List each line of the data in which the string "structured" appears.

Rows from a figure dataset:
══════════

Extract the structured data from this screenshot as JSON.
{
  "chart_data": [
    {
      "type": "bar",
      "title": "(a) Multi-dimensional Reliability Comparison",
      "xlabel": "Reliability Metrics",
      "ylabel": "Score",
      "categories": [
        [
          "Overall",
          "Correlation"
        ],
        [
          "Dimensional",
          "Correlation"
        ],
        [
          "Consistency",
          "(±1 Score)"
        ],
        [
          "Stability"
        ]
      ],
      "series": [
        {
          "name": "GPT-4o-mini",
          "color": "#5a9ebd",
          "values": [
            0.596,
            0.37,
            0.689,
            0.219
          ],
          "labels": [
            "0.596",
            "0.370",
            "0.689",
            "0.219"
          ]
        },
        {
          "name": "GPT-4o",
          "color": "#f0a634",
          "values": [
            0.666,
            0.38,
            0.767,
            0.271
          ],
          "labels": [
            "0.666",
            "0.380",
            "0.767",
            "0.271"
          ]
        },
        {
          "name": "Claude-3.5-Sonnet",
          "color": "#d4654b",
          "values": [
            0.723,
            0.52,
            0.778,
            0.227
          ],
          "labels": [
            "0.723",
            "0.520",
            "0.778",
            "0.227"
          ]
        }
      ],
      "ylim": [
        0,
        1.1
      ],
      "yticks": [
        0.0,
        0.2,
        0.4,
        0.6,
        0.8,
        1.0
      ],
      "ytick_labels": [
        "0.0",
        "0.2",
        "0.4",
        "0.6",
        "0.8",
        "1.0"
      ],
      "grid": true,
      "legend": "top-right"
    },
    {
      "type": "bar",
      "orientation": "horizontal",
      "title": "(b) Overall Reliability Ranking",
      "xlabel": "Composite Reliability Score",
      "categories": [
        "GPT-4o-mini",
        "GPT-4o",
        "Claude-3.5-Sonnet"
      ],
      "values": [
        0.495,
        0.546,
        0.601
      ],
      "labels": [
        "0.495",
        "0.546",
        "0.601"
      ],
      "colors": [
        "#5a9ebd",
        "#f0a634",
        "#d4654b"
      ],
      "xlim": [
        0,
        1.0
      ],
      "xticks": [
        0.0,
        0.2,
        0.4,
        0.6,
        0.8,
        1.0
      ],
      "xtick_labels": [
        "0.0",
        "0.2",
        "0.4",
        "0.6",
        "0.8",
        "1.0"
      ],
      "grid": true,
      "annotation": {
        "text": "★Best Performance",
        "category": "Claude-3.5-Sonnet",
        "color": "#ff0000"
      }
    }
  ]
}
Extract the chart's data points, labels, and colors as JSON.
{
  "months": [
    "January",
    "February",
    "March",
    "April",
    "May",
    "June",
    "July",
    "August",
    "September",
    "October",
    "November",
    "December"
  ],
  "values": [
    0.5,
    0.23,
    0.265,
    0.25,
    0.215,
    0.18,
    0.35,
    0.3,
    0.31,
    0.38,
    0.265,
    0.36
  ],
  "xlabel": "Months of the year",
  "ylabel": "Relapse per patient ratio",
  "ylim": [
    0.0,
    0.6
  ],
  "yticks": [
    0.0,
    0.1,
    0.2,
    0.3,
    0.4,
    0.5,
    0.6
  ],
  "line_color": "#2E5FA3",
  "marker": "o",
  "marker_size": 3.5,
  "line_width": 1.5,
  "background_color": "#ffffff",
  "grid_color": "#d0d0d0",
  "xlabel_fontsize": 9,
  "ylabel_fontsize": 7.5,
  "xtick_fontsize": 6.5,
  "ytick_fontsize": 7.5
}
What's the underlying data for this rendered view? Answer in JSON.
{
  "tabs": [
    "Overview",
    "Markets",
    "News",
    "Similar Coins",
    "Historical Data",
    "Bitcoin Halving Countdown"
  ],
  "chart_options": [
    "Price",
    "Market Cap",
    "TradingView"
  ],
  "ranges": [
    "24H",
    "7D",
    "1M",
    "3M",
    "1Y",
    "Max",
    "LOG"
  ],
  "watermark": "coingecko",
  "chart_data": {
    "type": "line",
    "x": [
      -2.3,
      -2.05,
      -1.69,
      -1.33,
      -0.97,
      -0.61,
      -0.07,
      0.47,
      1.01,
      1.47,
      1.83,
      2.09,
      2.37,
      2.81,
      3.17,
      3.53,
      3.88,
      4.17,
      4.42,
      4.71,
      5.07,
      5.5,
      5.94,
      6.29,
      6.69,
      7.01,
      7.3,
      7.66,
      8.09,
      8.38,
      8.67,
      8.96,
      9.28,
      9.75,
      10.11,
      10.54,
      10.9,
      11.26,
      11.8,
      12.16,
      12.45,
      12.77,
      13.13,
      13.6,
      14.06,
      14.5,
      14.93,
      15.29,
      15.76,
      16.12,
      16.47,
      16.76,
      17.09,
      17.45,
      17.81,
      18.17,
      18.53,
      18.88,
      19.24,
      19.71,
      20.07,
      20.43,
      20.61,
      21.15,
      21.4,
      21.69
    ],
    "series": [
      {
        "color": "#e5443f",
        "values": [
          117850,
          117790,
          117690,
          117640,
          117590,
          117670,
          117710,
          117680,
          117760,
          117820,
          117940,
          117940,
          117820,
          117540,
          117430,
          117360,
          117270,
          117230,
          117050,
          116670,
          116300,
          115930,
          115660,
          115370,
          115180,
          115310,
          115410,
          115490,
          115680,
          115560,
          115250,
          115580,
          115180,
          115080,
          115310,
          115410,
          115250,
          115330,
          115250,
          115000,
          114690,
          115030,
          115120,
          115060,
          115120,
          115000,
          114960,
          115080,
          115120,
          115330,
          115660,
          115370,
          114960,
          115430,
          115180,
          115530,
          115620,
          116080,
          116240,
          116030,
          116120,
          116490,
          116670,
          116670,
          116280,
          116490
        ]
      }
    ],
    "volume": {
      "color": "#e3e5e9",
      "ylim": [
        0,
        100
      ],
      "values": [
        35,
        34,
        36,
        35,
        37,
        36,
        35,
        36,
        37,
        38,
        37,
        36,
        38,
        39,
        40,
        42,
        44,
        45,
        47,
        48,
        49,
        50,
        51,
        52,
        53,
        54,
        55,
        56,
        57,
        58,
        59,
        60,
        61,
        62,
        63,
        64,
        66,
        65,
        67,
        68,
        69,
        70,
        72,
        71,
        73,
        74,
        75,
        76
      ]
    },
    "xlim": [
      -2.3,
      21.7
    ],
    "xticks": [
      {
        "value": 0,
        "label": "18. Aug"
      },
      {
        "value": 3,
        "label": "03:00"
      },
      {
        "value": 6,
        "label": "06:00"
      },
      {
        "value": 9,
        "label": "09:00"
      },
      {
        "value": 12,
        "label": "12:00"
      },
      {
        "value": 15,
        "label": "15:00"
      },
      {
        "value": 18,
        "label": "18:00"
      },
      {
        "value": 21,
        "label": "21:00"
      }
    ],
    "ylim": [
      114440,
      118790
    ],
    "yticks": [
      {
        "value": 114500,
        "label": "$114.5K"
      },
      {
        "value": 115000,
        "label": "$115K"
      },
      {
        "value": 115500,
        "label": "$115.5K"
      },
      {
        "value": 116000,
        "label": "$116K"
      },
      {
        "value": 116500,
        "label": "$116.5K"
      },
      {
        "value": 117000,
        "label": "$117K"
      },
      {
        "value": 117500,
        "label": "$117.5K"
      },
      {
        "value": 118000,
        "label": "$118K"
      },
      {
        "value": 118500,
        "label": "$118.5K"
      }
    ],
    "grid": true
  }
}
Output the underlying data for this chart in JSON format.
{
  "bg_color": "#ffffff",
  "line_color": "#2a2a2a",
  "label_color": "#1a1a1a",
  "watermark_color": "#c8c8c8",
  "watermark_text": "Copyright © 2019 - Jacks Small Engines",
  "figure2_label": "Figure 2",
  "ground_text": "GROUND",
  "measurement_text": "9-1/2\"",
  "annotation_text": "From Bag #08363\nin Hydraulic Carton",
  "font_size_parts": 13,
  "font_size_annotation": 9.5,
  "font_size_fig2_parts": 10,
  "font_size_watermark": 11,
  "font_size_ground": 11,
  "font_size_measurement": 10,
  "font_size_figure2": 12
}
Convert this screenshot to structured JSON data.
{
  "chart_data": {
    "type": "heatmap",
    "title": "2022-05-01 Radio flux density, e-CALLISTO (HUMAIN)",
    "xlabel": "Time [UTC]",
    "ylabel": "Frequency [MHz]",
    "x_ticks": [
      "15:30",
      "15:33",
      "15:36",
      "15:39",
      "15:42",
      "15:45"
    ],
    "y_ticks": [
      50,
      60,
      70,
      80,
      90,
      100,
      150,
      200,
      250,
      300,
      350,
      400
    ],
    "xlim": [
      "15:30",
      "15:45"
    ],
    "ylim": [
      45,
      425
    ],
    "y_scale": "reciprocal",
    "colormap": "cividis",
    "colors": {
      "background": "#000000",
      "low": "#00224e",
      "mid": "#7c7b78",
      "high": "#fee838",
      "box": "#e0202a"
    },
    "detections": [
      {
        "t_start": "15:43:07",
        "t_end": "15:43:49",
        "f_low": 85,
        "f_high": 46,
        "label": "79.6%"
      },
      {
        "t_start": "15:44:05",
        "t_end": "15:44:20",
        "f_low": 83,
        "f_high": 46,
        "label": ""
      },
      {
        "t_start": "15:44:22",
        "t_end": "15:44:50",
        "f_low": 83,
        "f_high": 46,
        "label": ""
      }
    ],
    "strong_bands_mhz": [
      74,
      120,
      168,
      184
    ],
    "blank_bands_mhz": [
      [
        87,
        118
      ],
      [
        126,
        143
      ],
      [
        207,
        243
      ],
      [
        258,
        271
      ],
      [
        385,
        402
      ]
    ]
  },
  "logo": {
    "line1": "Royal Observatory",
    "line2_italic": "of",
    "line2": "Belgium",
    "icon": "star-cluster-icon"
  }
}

══════════

SOLUTION TO THIS PROBLEM:
Extract the structured data from this screenshot as JSON.
Convert this screenshot to structured JSON data.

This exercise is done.